Rows from a dataset:
^^^^^^^^^^^^^^^^
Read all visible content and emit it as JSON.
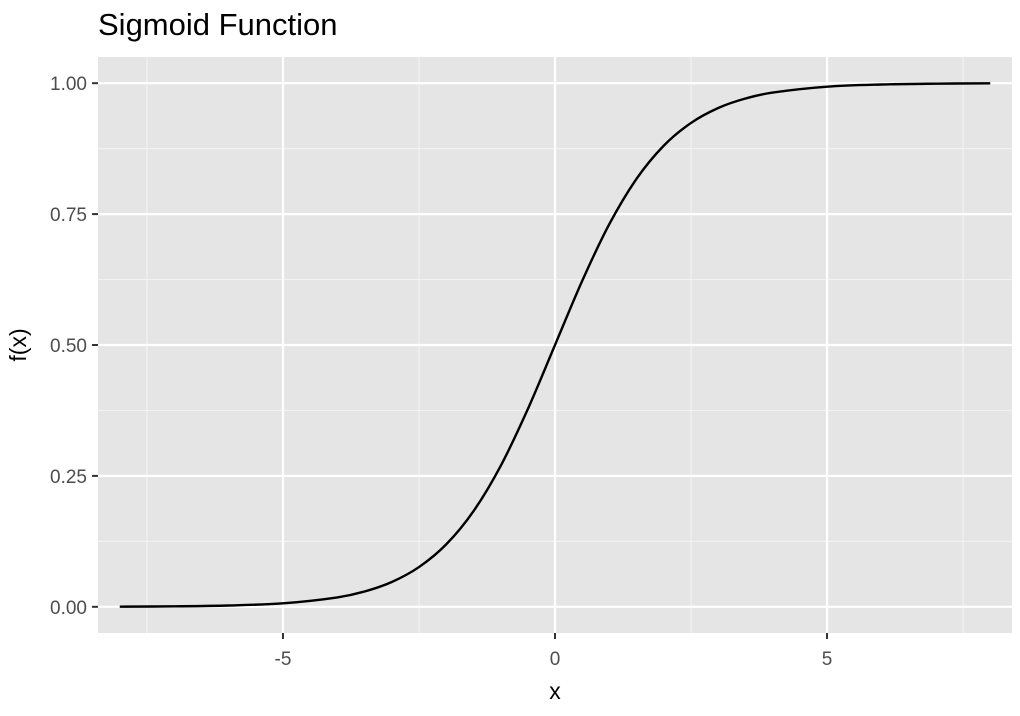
{
  "chart_data": {
    "type": "line",
    "title": "Sigmoid Function",
    "xlabel": "x",
    "ylabel": "f(x)",
    "xlim": [
      -8.4,
      8.4
    ],
    "ylim": [
      -0.05,
      1.05
    ],
    "x_ticks": [
      -5,
      0,
      5
    ],
    "x_tick_labels": [
      "-5",
      "0",
      "5"
    ],
    "y_ticks": [
      0,
      0.25,
      0.5,
      0.75,
      1
    ],
    "y_tick_labels": [
      "0.00",
      "0.25",
      "0.50",
      "0.75",
      "1.00"
    ],
    "grid": true,
    "series": [
      {
        "x": [
          -8,
          -7,
          -6,
          -5,
          -4,
          -3.5,
          -3,
          -2.5,
          -2,
          -1.5,
          -1,
          -0.5,
          0,
          0.5,
          1,
          1.5,
          2,
          2.5,
          3,
          3.5,
          4,
          5,
          6,
          7,
          8
        ],
        "values": [
          0.0003,
          0.0009,
          0.0025,
          0.0067,
          0.018,
          0.0293,
          0.0474,
          0.0759,
          0.1192,
          0.1824,
          0.2689,
          0.3775,
          0.5,
          0.6225,
          0.7311,
          0.8176,
          0.8808,
          0.9241,
          0.9526,
          0.9707,
          0.982,
          0.9933,
          0.9975,
          0.9991,
          0.9997
        ]
      }
    ],
    "colors": {
      "panel_background": "#e5e5e5",
      "grid_major": "#ffffff",
      "grid_minor": "#f2f2f2",
      "line": "#000000"
    }
  }
}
^^^^^^^^^^^^^^^^
STATED EXERCISE: Copy all the records above exactly, but leave out the pictures.

ANSWER TO THIS TASK:
Read all visible content and emit it as JSON.
{
  "chart_data": {
    "type": "line",
    "title": "Sigmoid Function",
    "xlabel": "x",
    "ylabel": "f(x)",
    "xlim": [
      -8.4,
      8.4
    ],
    "ylim": [
      -0.05,
      1.05
    ],
    "x_ticks": [
      -5,
      0,
      5
    ],
    "x_tick_labels": [
      "-5",
      "0",
      "5"
    ],
    "y_ticks": [
      0,
      0.25,
      0.5,
      0.75,
      1
    ],
    "y_tick_labels": [
      "0.00",
      "0.25",
      "0.50",
      "0.75",
      "1.00"
    ],
    "grid": true,
    "series": [
      {
        "x": [
          -8,
          -7,
          -6,
          -5,
          -4,
          -3.5,
          -3,
          -2.5,
          -2,
          -1.5,
          -1,
          -0.5,
          0,
          0.5,
          1,
          1.5,
          2,
          2.5,
          3,
          3.5,
          4,
          5,
          6,
          7,
          8
        ],
        "values": [
          0.0003,
          0.0009,
          0.0025,
          0.0067,
          0.018,
          0.0293,
          0.0474,
          0.0759,
          0.1192,
          0.1824,
          0.2689,
          0.3775,
          0.5,
          0.6225,
          0.7311,
          0.8176,
          0.8808,
          0.9241,
          0.9526,
          0.9707,
          0.982,
          0.9933,
          0.9975,
          0.9991,
          0.9997
        ]
      }
    ],
    "colors": {
      "panel_background": "#e5e5e5",
      "grid_major": "#ffffff",
      "grid_minor": "#f2f2f2",
      "line": "#000000"
    }
  }
}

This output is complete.